## Text section
# Very slow pump on a Classic



## solwisesteve (Jul 19, 2012)

Please.... can anyone out there help?

Classic. c. 3 years old.

Only used for Espresso.... about 4 shots a day.

It's started being really slow on pumping.

I've taken the shower head and group head off but the pumping is still really slow. It's always been run with softened water so it can't be a hard water problem.

If you look at the water outlet hole it's just a dribble; it gets there eventually but it's taking a couple of mins for a shot!

Any ideas?

Thanks

Steve


----------



## noelweston (Oct 7, 2012)

Hi Steve -

Probably a blockage in the solenoid valve on the back of the boiler. It only takes the tiniest piece of scale to cause problems.

There are write-ups on here for how to dismantle and clean it - takes about 5 minutes once you get used to it, but don't try when the machine is hot.


----------



## solwisesteve (Jul 19, 2012)

Cheers I'll do a search.


----------



## xiuxiuejar (Jan 24, 2012)

Have you backflushed? You can try backflushing with a product that may help unblock it. Make sure it has a three way solenoid before you backflush - I know the Classic used to have this. Also, make sure you run a lot of clean water after using the product.


----------



## Kyle548 (Jan 24, 2013)

Take the end of the OPV tube into a cup, press down the steam button, then the brew button and observe how much water comes out of the pipe.

The solenoid should be closed so ALL of the water from the pump should be going out of the OPV as the boiler should already be up to pressure.

If there is a good flow of water, then you can assume that the pump is ok.

Just be sure to take the end that goes into the drip tray, not the end attached to the boiler....

If the pump is ok, then the next thing to look at is the solenoid.


----------



## solwisesteve (Jul 19, 2012)

Well I took the solenoid out and soaked/cleaned it. That was relatively easy to do. No better; if anything things are worse. Nothing is coming out of the steam wand (steam and brew turned on) and only dribbles out of the main head (steam turned off).

Are we thinking pump then? :-(


----------



## noelweston (Oct 7, 2012)

When you took the solenoid valve out, did you separate the two halves and check/clear the holes?

I did post a link to my earlier write-up, but apparently it disappeared in a moderating bug. I'll try again...


----------



## solwisesteve (Jul 19, 2012)

No I didn't go that far but the fact that I also couldn't get water out of the steam wand seemed to point to a dodgy pump. I'll get it out again and split it apart.


----------



## noelweston (Oct 7, 2012)

Found the link again:

http://coffeeforums.co.uk/showthread.php?7628-gaggia-slow-coffee-flow&highlight=classic+solenoid


----------



## noelweston (Oct 7, 2012)

Nope, link still moderated.

Search for classic solenoid, and look for a thread where I've got the last post - end of october last year.

## Requirement 1
List every distinct username that appears as a poster in the thread about the slow pump on the Classic.
## Requirement 2
Reproduce the part of the thread about the slow pump between "Found the link" and "october last year.", inclusive.
The listing below originates from a separate source.

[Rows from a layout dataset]
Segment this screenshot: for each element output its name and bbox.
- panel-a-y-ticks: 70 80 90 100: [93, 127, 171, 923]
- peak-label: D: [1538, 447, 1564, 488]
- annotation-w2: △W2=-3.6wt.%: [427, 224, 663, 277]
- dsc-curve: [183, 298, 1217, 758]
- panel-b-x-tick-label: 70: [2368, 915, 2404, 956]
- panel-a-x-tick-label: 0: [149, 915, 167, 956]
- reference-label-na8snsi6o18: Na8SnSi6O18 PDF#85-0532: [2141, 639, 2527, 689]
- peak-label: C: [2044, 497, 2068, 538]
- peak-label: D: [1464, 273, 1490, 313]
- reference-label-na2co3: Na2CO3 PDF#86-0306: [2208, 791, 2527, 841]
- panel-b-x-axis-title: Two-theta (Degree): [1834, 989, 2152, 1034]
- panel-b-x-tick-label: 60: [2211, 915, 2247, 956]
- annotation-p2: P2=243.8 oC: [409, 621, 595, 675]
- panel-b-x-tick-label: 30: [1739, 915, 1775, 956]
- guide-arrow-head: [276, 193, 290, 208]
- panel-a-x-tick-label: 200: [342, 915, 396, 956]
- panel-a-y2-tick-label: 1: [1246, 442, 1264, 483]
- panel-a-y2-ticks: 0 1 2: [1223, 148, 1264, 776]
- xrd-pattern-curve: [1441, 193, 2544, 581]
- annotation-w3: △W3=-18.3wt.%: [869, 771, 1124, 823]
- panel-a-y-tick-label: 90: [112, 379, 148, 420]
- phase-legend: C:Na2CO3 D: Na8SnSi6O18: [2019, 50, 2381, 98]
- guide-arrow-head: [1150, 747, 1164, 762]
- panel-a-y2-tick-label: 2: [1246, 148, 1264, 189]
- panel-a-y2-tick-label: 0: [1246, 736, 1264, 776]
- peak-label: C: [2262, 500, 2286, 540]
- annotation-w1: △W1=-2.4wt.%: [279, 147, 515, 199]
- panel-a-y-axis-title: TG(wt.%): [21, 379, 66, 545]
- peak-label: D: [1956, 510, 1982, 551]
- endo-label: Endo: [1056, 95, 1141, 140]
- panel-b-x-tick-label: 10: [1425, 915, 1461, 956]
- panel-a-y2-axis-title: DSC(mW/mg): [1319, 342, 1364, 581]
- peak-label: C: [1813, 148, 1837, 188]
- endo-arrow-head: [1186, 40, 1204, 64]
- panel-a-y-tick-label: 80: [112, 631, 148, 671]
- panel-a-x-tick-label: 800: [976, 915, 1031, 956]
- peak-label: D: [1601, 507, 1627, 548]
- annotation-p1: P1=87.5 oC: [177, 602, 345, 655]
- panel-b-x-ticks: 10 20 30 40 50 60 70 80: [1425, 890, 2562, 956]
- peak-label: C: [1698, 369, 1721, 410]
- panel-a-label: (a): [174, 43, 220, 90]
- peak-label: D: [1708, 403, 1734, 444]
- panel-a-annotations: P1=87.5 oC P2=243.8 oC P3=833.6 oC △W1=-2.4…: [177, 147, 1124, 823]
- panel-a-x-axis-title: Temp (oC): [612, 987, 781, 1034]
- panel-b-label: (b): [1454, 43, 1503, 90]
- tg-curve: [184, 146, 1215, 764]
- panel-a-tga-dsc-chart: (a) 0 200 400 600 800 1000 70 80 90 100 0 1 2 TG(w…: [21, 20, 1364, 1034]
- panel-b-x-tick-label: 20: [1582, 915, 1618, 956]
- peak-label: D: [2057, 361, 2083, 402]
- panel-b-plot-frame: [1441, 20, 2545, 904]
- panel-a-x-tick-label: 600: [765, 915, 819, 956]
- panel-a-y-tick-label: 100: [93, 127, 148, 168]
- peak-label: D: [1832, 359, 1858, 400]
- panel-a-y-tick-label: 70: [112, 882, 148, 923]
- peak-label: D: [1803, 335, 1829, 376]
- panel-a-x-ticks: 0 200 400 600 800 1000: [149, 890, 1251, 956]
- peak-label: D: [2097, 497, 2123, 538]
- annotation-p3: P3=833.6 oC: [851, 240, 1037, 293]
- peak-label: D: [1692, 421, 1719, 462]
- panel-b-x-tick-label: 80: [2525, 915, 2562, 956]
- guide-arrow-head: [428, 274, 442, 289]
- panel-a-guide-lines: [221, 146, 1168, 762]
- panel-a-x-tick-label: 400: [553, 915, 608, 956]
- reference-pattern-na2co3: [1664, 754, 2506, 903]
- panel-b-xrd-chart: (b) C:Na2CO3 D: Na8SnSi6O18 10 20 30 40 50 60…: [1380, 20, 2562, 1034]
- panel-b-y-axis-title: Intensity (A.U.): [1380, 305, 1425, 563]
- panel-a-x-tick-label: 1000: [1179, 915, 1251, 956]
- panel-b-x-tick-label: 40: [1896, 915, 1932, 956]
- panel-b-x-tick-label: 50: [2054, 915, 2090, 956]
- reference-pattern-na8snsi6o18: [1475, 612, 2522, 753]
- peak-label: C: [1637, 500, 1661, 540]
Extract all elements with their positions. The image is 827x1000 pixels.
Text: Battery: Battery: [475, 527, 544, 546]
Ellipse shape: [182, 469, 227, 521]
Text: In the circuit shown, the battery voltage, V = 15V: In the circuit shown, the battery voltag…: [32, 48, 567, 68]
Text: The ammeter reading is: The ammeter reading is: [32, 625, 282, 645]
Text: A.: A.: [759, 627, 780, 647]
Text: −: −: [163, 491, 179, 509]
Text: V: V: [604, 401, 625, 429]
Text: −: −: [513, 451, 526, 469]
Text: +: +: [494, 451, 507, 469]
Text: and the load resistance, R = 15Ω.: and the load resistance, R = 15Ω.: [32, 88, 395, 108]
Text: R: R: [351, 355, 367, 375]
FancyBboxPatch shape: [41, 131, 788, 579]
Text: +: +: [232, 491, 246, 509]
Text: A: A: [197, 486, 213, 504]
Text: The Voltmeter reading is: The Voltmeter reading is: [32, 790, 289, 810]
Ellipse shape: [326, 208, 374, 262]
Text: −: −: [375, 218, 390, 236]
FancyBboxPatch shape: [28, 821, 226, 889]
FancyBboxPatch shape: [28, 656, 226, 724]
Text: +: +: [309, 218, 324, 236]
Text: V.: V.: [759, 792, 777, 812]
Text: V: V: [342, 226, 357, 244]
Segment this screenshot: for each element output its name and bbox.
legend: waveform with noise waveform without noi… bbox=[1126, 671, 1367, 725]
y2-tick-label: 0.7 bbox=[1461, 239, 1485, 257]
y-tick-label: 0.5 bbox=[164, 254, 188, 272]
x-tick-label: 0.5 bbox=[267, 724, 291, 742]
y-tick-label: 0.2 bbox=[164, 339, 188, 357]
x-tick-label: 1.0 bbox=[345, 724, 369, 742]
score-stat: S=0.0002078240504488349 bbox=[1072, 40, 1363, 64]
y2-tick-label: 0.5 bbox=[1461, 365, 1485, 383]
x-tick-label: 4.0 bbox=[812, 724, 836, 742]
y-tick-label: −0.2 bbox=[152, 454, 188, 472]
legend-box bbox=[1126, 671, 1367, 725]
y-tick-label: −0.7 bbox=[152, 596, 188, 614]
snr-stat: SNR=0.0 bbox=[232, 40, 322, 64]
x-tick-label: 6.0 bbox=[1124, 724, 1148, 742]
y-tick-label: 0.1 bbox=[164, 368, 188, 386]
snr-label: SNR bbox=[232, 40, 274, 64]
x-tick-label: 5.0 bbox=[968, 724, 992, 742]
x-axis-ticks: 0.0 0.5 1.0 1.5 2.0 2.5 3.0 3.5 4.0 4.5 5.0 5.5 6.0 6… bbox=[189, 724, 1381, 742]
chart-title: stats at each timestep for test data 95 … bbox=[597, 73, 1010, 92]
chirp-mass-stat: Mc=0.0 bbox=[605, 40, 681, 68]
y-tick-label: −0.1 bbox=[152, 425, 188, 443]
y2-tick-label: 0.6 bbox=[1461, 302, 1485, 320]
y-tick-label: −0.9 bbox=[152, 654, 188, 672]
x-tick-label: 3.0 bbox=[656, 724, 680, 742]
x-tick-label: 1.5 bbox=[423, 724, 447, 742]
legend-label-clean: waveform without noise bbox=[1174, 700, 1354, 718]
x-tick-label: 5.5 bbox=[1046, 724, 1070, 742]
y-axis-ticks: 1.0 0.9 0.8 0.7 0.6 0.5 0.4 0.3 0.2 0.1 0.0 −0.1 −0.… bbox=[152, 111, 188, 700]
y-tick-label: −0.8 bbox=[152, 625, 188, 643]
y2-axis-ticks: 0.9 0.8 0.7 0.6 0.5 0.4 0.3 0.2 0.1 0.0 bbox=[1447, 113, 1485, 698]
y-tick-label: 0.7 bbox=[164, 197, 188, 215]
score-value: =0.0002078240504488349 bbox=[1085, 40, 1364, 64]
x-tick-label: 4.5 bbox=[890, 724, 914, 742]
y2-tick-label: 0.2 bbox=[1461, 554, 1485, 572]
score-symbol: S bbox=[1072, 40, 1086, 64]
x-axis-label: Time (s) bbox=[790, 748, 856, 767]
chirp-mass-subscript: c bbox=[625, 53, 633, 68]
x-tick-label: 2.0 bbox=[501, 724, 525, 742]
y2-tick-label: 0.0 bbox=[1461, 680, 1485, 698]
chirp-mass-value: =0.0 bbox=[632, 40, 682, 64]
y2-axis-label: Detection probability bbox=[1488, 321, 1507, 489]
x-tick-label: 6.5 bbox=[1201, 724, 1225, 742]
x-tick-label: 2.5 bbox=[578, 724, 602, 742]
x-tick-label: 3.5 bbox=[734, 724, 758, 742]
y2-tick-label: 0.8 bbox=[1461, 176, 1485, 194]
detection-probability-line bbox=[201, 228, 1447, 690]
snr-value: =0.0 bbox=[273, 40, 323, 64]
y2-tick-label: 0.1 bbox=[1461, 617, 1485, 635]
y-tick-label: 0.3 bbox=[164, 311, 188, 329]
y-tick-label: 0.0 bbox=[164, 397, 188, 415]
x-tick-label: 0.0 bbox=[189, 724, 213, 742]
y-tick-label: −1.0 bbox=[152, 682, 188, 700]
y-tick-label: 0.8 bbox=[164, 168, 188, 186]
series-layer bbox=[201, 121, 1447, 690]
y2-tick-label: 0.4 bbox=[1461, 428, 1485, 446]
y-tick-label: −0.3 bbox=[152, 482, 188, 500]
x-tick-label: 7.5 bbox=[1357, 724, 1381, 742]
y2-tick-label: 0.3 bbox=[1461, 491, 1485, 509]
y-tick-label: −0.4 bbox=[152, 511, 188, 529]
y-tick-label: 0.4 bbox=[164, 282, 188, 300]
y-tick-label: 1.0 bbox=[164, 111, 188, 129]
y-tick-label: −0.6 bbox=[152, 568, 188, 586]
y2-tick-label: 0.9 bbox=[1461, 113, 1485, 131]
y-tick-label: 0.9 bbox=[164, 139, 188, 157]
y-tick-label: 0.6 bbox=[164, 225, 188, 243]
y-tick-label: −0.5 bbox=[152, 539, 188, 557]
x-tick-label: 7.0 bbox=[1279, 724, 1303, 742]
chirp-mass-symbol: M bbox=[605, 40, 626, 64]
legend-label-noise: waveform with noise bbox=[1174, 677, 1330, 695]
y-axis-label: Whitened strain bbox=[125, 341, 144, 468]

## Response 1
solwisesteve, noelweston, xiuxiuejar, Kyle548

## Response 2
Found the link again:

http://coffeeforums.co.uk/showthread.php?7628-gaggia-slow-coffee-flow&highlight=classic+solenoid


----------



## noelweston (Oct 7, 2012)

Nope, link still moderated.

Search for classic solenoid, and look for a thread where I've got the last post - end of october last year.